<<<<

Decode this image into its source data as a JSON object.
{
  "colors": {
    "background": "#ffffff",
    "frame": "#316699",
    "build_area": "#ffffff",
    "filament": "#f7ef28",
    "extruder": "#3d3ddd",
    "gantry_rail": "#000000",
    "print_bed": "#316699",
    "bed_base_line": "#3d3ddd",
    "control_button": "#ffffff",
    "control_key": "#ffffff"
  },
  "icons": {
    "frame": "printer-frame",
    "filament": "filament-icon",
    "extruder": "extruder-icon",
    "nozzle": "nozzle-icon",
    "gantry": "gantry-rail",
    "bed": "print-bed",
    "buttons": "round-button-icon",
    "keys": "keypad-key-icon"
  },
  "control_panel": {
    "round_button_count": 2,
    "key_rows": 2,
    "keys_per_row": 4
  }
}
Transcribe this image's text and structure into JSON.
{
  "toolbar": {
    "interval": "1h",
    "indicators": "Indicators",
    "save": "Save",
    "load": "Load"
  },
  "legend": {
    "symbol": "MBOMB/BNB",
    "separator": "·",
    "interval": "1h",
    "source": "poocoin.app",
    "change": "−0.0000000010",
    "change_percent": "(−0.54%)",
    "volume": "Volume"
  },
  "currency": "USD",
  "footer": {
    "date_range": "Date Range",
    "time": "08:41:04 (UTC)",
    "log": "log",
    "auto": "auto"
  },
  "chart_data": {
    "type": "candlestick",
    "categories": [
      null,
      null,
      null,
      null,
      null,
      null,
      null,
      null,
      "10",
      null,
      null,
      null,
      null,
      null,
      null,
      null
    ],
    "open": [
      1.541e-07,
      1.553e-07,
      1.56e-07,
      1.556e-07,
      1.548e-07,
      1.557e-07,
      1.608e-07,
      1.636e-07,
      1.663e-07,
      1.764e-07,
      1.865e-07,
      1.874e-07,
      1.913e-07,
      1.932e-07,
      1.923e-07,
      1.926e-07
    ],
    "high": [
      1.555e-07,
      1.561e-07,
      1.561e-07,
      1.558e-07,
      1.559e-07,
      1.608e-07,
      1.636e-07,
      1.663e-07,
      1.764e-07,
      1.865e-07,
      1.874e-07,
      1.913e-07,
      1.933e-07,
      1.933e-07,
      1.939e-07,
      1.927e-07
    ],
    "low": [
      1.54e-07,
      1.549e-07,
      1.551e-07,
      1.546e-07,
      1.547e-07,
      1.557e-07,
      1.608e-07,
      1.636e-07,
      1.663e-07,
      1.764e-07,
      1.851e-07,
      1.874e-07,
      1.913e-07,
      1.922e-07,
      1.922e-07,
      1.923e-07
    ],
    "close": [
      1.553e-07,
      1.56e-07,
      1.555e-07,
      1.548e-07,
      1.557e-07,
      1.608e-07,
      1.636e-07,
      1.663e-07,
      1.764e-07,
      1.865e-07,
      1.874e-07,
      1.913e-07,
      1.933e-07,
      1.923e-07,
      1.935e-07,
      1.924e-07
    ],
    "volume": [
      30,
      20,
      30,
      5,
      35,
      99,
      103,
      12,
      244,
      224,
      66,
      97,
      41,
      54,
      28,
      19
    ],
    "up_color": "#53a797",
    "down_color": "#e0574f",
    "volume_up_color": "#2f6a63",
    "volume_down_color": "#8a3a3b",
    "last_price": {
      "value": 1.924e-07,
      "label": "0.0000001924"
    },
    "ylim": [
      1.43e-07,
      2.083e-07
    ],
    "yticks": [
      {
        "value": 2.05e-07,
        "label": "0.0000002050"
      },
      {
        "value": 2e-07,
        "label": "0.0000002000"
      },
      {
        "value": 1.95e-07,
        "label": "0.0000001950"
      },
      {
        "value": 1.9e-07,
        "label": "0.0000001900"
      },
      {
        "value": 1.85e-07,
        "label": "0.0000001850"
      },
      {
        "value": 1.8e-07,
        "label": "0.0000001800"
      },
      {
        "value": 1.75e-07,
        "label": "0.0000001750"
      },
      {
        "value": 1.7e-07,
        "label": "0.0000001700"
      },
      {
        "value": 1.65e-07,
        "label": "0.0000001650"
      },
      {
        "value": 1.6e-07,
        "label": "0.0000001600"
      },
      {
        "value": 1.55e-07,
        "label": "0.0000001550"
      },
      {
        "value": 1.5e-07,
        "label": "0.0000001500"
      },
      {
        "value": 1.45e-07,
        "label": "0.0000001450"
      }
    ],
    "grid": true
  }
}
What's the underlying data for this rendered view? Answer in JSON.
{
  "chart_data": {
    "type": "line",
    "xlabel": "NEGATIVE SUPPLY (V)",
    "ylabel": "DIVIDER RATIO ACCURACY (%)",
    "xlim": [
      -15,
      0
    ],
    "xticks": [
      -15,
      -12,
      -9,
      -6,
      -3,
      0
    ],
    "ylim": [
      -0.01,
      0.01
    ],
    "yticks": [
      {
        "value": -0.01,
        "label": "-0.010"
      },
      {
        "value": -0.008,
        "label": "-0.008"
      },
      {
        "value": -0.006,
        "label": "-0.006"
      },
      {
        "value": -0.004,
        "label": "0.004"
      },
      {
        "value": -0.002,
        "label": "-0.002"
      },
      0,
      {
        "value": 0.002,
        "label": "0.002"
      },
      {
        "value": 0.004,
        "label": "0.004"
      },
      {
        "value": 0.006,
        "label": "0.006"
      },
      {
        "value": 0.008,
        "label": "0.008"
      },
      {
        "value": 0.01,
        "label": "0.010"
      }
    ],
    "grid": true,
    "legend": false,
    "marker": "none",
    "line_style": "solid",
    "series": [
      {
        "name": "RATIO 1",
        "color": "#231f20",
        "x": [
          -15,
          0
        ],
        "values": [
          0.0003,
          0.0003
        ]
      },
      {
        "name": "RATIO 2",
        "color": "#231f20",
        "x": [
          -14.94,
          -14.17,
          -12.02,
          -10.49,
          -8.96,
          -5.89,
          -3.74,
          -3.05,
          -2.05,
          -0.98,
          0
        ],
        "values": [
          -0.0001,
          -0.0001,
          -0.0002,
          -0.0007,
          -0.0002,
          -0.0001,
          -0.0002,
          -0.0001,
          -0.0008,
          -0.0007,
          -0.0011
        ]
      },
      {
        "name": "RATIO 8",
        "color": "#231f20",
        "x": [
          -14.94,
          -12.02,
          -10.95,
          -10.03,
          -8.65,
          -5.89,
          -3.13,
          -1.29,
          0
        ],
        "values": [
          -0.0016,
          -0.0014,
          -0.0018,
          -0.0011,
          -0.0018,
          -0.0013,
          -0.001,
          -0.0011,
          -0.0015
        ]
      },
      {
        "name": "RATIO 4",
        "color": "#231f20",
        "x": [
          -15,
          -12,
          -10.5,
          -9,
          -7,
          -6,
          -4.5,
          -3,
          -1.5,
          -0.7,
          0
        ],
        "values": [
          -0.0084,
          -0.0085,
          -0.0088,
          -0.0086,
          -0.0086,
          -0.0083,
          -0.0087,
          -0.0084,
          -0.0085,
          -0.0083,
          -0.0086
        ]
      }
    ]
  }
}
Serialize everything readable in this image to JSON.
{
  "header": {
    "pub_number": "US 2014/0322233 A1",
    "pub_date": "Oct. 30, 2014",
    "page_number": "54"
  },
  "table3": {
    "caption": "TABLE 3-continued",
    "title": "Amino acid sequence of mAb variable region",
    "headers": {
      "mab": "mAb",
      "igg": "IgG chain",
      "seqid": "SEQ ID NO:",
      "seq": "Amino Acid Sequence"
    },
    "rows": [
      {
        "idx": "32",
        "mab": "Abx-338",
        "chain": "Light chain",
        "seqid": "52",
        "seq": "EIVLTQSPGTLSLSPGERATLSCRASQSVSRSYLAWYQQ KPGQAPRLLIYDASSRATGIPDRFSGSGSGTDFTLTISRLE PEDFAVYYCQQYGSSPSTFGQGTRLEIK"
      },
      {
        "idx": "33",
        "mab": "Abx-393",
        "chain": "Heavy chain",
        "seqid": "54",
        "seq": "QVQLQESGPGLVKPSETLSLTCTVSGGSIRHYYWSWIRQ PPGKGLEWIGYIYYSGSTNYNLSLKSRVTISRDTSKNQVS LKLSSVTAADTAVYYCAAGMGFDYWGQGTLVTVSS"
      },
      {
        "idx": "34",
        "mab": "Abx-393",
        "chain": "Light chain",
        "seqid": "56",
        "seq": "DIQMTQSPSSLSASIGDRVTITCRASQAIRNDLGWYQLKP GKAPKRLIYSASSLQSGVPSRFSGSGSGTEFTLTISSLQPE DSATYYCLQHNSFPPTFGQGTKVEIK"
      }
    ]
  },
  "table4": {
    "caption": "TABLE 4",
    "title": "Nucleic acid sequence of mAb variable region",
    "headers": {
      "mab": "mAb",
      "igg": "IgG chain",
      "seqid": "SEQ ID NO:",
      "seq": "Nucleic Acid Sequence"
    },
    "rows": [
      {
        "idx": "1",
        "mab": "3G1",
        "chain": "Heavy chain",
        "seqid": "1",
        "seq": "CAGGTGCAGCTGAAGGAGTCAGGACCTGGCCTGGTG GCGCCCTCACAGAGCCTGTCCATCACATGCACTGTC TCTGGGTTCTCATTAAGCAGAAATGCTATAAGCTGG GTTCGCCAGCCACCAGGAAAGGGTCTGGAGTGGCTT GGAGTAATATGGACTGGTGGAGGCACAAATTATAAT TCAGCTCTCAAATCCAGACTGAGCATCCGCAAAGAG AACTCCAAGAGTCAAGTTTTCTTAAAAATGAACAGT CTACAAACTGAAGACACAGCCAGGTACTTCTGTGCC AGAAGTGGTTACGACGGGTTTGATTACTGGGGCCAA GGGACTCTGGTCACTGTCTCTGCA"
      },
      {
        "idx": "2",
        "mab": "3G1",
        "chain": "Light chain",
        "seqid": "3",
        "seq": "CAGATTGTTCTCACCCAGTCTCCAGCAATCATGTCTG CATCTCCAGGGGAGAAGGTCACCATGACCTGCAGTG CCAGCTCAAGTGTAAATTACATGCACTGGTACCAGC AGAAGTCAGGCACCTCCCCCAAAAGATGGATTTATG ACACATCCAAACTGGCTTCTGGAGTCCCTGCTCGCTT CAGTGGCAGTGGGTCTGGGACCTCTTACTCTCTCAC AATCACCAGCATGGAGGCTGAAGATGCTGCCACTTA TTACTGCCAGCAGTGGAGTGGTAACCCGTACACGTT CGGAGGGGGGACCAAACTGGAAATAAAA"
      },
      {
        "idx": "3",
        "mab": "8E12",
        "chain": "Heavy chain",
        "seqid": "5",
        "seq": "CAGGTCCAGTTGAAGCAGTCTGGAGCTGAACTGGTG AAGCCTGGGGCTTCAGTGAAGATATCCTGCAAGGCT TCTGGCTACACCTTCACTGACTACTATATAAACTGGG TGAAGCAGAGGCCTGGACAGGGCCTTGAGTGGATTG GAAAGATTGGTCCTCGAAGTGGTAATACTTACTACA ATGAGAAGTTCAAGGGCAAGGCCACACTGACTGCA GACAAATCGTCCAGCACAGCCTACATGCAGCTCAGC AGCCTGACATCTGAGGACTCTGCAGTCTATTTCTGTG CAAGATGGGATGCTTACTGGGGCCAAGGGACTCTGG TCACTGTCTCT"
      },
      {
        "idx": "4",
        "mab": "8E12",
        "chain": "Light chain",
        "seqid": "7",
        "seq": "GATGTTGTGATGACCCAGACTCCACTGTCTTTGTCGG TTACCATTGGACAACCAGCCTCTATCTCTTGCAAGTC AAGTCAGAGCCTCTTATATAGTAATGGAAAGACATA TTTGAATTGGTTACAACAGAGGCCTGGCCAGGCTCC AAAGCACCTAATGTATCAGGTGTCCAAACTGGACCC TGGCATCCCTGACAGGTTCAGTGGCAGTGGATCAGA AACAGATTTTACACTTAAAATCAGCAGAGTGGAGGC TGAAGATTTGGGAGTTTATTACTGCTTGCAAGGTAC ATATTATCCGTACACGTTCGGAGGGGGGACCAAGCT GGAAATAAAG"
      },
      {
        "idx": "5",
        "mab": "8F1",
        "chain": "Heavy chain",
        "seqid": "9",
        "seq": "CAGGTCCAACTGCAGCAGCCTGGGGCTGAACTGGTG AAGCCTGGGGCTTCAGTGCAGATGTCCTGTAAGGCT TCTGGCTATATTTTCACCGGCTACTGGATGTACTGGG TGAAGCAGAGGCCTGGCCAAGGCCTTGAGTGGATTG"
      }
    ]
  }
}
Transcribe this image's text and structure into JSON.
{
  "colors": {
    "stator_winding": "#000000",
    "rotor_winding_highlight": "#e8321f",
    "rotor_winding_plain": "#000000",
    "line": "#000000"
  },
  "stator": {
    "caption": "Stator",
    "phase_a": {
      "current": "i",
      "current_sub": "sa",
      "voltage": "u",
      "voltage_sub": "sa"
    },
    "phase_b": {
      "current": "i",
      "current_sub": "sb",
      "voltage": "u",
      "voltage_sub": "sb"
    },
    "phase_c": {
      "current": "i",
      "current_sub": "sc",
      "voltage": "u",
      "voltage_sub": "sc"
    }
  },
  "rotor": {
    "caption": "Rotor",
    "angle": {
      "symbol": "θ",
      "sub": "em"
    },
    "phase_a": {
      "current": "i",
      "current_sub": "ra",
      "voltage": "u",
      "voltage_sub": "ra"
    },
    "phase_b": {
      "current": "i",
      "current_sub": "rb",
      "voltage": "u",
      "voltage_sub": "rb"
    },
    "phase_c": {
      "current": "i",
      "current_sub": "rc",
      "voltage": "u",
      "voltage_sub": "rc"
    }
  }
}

>>>>

On how many lines does the word "image" appear? Answer with only the number.

[ANSWER IN FULL] 4